Repeat the records below exactly.

[Items listed in a dataset]
┄┄┄┄┄┄┄┄┄┄
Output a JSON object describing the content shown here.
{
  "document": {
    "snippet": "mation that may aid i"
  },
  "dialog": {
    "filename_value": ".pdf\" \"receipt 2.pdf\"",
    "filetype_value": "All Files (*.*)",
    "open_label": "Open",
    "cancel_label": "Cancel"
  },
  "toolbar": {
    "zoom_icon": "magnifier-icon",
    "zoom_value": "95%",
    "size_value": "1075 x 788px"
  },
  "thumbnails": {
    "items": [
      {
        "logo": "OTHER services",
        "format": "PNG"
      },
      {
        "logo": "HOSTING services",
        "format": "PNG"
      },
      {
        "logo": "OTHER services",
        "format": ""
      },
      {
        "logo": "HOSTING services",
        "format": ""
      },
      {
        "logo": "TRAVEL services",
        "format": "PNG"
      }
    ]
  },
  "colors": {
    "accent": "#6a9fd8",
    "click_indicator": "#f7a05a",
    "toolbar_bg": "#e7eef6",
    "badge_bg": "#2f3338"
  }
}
┄┄┄┄┄┄┄┄┄┄
## RESULT OF THE TASK
Output a JSON object describing the content shown here.
{
  "document": {
    "snippet": "mation that may aid i"
  },
  "dialog": {
    "filename_value": ".pdf\" \"receipt 2.pdf\"",
    "filetype_value": "All Files (*.*)",
    "open_label": "Open",
    "cancel_label": "Cancel"
  },
  "toolbar": {
    "zoom_icon": "magnifier-icon",
    "zoom_value": "95%",
    "size_value": "1075 x 788px"
  },
  "thumbnails": {
    "items": [
      {
        "logo": "OTHER services",
        "format": "PNG"
      },
      {
        "logo": "HOSTING services",
        "format": "PNG"
      },
      {
        "logo": "OTHER services",
        "format": ""
      },
      {
        "logo": "HOSTING services",
        "format": ""
      },
      {
        "logo": "TRAVEL services",
        "format": "PNG"
      }
    ]
  },
  "colors": {
    "accent": "#6a9fd8",
    "click_indicator": "#f7a05a",
    "toolbar_bg": "#e7eef6",
    "badge_bg": "#2f3338"
  }
}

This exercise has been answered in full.